Job:
What follows is a listing; give it again exactly, in its entirety.

== Provided data

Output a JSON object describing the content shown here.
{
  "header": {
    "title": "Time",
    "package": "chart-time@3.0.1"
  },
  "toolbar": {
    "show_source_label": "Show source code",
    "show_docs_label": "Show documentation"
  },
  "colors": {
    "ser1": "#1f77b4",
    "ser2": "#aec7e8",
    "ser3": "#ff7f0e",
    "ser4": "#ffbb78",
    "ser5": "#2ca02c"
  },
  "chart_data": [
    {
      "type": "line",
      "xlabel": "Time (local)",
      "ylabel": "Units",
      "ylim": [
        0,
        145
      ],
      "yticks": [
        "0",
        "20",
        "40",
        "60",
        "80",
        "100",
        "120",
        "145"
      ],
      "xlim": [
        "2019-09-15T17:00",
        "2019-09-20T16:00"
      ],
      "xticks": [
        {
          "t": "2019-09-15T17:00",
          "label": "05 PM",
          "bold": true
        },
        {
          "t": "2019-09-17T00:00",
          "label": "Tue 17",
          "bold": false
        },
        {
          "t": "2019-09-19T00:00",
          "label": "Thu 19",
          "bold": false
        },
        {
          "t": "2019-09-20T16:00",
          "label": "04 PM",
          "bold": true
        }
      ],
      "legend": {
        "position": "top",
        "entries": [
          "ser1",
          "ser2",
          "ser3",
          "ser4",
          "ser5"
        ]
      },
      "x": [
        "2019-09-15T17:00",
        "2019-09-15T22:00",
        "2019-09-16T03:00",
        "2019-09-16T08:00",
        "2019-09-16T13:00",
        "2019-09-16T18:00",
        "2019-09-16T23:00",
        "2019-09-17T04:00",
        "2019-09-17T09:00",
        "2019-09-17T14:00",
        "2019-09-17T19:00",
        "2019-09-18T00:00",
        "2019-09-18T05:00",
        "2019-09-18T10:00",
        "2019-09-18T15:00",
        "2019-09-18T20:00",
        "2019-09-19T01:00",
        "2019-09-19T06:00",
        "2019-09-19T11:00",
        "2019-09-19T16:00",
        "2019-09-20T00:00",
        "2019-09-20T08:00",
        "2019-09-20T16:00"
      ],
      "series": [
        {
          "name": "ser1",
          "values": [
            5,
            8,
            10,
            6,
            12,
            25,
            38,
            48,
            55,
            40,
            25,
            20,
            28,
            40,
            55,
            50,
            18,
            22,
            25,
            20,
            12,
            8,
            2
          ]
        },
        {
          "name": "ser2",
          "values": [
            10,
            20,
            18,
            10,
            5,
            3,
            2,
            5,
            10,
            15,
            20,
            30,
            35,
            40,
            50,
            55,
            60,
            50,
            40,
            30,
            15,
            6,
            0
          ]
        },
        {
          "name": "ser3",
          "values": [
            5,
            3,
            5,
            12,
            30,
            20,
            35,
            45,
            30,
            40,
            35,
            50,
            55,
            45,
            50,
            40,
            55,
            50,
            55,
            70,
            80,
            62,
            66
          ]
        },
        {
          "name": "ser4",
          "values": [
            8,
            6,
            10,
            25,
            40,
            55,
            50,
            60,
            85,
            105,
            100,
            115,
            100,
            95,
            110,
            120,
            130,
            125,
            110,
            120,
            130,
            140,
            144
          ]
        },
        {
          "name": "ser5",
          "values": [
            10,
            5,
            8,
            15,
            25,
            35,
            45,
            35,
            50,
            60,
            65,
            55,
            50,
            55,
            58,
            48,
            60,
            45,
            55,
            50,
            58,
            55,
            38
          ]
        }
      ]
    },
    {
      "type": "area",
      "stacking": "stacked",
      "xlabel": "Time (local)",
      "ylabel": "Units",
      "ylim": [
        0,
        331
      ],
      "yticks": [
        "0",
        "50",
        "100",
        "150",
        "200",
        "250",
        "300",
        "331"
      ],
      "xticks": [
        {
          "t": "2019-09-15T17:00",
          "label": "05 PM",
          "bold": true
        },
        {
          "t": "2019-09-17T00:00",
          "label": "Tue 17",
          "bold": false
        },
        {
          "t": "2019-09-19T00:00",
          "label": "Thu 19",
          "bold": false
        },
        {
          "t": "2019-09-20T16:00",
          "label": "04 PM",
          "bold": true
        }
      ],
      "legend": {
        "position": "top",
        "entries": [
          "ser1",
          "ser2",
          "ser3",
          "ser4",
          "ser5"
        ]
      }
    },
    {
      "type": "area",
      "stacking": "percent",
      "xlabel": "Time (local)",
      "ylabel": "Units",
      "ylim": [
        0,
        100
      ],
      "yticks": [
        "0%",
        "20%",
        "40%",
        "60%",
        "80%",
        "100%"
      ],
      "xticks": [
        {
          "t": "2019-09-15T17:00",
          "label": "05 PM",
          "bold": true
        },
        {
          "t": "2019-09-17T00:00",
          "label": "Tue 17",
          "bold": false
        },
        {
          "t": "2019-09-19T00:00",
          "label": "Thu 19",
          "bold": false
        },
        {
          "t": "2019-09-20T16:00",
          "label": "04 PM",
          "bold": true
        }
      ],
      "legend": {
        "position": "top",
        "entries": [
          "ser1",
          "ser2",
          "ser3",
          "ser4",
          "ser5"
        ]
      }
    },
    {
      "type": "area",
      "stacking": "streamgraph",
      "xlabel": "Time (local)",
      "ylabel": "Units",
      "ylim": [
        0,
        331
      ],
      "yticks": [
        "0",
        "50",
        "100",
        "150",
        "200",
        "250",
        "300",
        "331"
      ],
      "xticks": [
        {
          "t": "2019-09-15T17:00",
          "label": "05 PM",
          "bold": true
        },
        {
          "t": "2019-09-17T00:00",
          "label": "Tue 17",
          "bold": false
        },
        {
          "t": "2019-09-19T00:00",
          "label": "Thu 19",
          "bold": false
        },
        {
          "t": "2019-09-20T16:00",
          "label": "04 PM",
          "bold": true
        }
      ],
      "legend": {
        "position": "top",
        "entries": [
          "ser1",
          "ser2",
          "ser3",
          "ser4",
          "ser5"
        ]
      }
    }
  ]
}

====

Answer to the task:
Output a JSON object describing the content shown here.
{
  "header": {
    "title": "Time",
    "package": "chart-time@3.0.1"
  },
  "toolbar": {
    "show_source_label": "Show source code",
    "show_docs_label": "Show documentation"
  },
  "colors": {
    "ser1": "#1f77b4",
    "ser2": "#aec7e8",
    "ser3": "#ff7f0e",
    "ser4": "#ffbb78",
    "ser5": "#2ca02c"
  },
  "chart_data": [
    {
      "type": "line",
      "xlabel": "Time (local)",
      "ylabel": "Units",
      "ylim": [
        0,
        145
      ],
      "yticks": [
        "0",
        "20",
        "40",
        "60",
        "80",
        "100",
        "120",
        "145"
      ],
      "xlim": [
        "2019-09-15T17:00",
        "2019-09-20T16:00"
      ],
      "xticks": [
        {
          "t": "2019-09-15T17:00",
          "label": "05 PM",
          "bold": true
        },
        {
          "t": "2019-09-17T00:00",
          "label": "Tue 17",
          "bold": false
        },
        {
          "t": "2019-09-19T00:00",
          "label": "Thu 19",
          "bold": false
        },
        {
          "t": "2019-09-20T16:00",
          "label": "04 PM",
          "bold": true
        }
      ],
      "legend": {
        "position": "top",
        "entries": [
          "ser1",
          "ser2",
          "ser3",
          "ser4",
          "ser5"
        ]
      },
      "x": [
        "2019-09-15T17:00",
        "2019-09-15T22:00",
        "2019-09-16T03:00",
        "2019-09-16T08:00",
        "2019-09-16T13:00",
        "2019-09-16T18:00",
        "2019-09-16T23:00",
        "2019-09-17T04:00",
        "2019-09-17T09:00",
        "2019-09-17T14:00",
        "2019-09-17T19:00",
        "2019-09-18T00:00",
        "2019-09-18T05:00",
        "2019-09-18T10:00",
        "2019-09-18T15:00",
        "2019-09-18T20:00",
        "2019-09-19T01:00",
        "2019-09-19T06:00",
        "2019-09-19T11:00",
        "2019-09-19T16:00",
        "2019-09-20T00:00",
        "2019-09-20T08:00",
        "2019-09-20T16:00"
      ],
      "series": [
        {
          "name": "ser1",
          "values": [
            5,
            8,
            10,
            6,
            12,
            25,
            38,
            48,
            55,
            40,
            25,
            20,
            28,
            40,
            55,
            50,
            18,
            22,
            25,
            20,
            12,
            8,
            2
          ]
        },
        {
          "name": "ser2",
          "values": [
            10,
            20,
            18,
            10,
            5,
            3,
            2,
            5,
            10,
            15,
            20,
            30,
            35,
            40,
            50,
            55,
            60,
            50,
            40,
            30,
            15,
            6,
            0
          ]
        },
        {
          "name": "ser3",
          "values": [
            5,
            3,
            5,
            12,
            30,
            20,
            35,
            45,
            30,
            40,
            35,
            50,
            55,
            45,
            50,
            40,
            55,
            50,
            55,
            70,
            80,
            62,
            66
          ]
        },
        {
          "name": "ser4",
          "values": [
            8,
            6,
            10,
            25,
            40,
            55,
            50,
            60,
            85,
            105,
            100,
            115,
            100,
            95,
            110,
            120,
            130,
            125,
            110,
            120,
            130,
            140,
            144
          ]
        },
        {
          "name": "ser5",
          "values": [
            10,
            5,
            8,
            15,
            25,
            35,
            45,
            35,
            50,
            60,
            65,
            55,
            50,
            55,
            58,
            48,
            60,
            45,
            55,
            50,
            58,
            55,
            38
          ]
        }
      ]
    },
    {
      "type": "area",
      "stacking": "stacked",
      "xlabel": "Time (local)",
      "ylabel": "Units",
      "ylim": [
        0,
        331
      ],
      "yticks": [
        "0",
        "50",
        "100",
        "150",
        "200",
        "250",
        "300",
        "331"
      ],
      "xticks": [
        {
          "t": "2019-09-15T17:00",
          "label": "05 PM",
          "bold": true
        },
        {
          "t": "2019-09-17T00:00",
          "label": "Tue 17",
          "bold": false
        },
        {
          "t": "2019-09-19T00:00",
          "label": "Thu 19",
          "bold": false
        },
        {
          "t": "2019-09-20T16:00",
          "label": "04 PM",
          "bold": true
        }
      ],
      "legend": {
        "position": "top",
        "entries": [
          "ser1",
          "ser2",
          "ser3",
          "ser4",
          "ser5"
        ]
      }
    },
    {
      "type": "area",
      "stacking": "percent",
      "xlabel": "Time (local)",
      "ylabel": "Units",
      "ylim": [
        0,
        100
      ],
      "yticks": [
        "0%",
        "20%",
        "40%",
        "60%",
        "80%",
        "100%"
      ],
      "xticks": [
        {
          "t": "2019-09-15T17:00",
          "label": "05 PM",
          "bold": true
        },
        {
          "t": "2019-09-17T00:00",
          "label": "Tue 17",
          "bold": false
        },
        {
          "t": "2019-09-19T00:00",
          "label": "Thu 19",
          "bold": false
        },
        {
          "t": "2019-09-20T16:00",
          "label": "04 PM",
          "bold": true
        }
      ],
      "legend": {
        "position": "top",
        "entries": [
          "ser1",
          "ser2",
          "ser3",
          "ser4",
          "ser5"
        ]
      }
    },
    {
      "type": "area",
      "stacking": "streamgraph",
      "xlabel": "Time (local)",
      "ylabel": "Units",
      "ylim": [
        0,
        331
      ],
      "yticks": [
        "0",
        "50",
        "100",
        "150",
        "200",
        "250",
        "300",
        "331"
      ],
      "xticks": [
        {
          "t": "2019-09-15T17:00",
          "label": "05 PM",
          "bold": true
        },
        {
          "t": "2019-09-17T00:00",
          "label": "Tue 17",
          "bold": false
        },
        {
          "t": "2019-09-19T00:00",
          "label": "Thu 19",
          "bold": false
        },
        {
          "t": "2019-09-20T16:00",
          "label": "04 PM",
          "bold": true
        }
      ],
      "legend": {
        "position": "top",
        "entries": [
          "ser1",
          "ser2",
          "ser3",
          "ser4",
          "ser5"
        ]
      }
    }
  ]
}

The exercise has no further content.